[start of Task data]
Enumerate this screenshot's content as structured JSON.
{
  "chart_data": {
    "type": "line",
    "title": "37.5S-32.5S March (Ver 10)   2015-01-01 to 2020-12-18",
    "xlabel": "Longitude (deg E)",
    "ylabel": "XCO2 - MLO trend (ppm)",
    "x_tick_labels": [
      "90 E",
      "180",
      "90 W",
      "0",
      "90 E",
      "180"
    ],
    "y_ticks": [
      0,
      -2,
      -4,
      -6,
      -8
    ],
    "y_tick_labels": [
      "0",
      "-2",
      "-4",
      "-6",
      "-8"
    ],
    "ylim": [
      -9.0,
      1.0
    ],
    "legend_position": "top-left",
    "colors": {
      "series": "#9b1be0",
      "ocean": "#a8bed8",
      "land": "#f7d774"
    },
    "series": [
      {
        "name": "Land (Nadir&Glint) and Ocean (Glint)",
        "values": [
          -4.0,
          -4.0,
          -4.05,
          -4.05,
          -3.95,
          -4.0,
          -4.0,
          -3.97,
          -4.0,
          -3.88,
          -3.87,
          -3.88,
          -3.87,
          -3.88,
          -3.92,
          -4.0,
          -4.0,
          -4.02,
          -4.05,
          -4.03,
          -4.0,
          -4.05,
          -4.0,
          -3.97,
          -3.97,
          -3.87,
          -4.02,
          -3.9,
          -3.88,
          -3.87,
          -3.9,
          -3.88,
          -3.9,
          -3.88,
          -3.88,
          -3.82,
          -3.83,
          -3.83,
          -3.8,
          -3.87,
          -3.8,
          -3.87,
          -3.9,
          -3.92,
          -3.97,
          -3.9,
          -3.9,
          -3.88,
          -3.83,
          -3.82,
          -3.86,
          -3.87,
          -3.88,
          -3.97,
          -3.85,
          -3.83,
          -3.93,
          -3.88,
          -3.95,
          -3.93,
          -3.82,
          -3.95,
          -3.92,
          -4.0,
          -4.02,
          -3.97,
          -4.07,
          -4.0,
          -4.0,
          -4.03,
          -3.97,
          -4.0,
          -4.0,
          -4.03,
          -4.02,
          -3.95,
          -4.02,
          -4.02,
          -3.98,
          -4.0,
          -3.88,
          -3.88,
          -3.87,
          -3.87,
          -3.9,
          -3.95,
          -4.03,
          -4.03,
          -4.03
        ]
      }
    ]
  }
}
[end of Task data]
> [The exercise]: The entries above should be repeated exactly, every one of them.

> [Solution to the problem]:
Enumerate this screenshot's content as structured JSON.
{
  "chart_data": {
    "type": "line",
    "title": "37.5S-32.5S March (Ver 10)   2015-01-01 to 2020-12-18",
    "xlabel": "Longitude (deg E)",
    "ylabel": "XCO2 - MLO trend (ppm)",
    "x_tick_labels": [
      "90 E",
      "180",
      "90 W",
      "0",
      "90 E",
      "180"
    ],
    "y_ticks": [
      0,
      -2,
      -4,
      -6,
      -8
    ],
    "y_tick_labels": [
      "0",
      "-2",
      "-4",
      "-6",
      "-8"
    ],
    "ylim": [
      -9.0,
      1.0
    ],
    "legend_position": "top-left",
    "colors": {
      "series": "#9b1be0",
      "ocean": "#a8bed8",
      "land": "#f7d774"
    },
    "series": [
      {
        "name": "Land (Nadir&Glint) and Ocean (Glint)",
        "values": [
          -4.0,
          -4.0,
          -4.05,
          -4.05,
          -3.95,
          -4.0,
          -4.0,
          -3.97,
          -4.0,
          -3.88,
          -3.87,
          -3.88,
          -3.87,
          -3.88,
          -3.92,
          -4.0,
          -4.0,
          -4.02,
          -4.05,
          -4.03,
          -4.0,
          -4.05,
          -4.0,
          -3.97,
          -3.97,
          -3.87,
          -4.02,
          -3.9,
          -3.88,
          -3.87,
          -3.9,
          -3.88,
          -3.9,
          -3.88,
          -3.88,
          -3.82,
          -3.83,
          -3.83,
          -3.8,
          -3.87,
          -3.8,
          -3.87,
          -3.9,
          -3.92,
          -3.97,
          -3.9,
          -3.9,
          -3.88,
          -3.83,
          -3.82,
          -3.86,
          -3.87,
          -3.88,
          -3.97,
          -3.85,
          -3.83,
          -3.93,
          -3.88,
          -3.95,
          -3.93,
          -3.82,
          -3.95,
          -3.92,
          -4.0,
          -4.02,
          -3.97,
          -4.07,
          -4.0,
          -4.0,
          -4.03,
          -3.97,
          -4.0,
          -4.0,
          -4.03,
          -4.02,
          -3.95,
          -4.02,
          -4.02,
          -3.98,
          -4.0,
          -3.88,
          -3.88,
          -3.87,
          -3.87,
          -3.9,
          -3.95,
          -4.03,
          -4.03,
          -4.03
        ]
      }
    ]
  }
}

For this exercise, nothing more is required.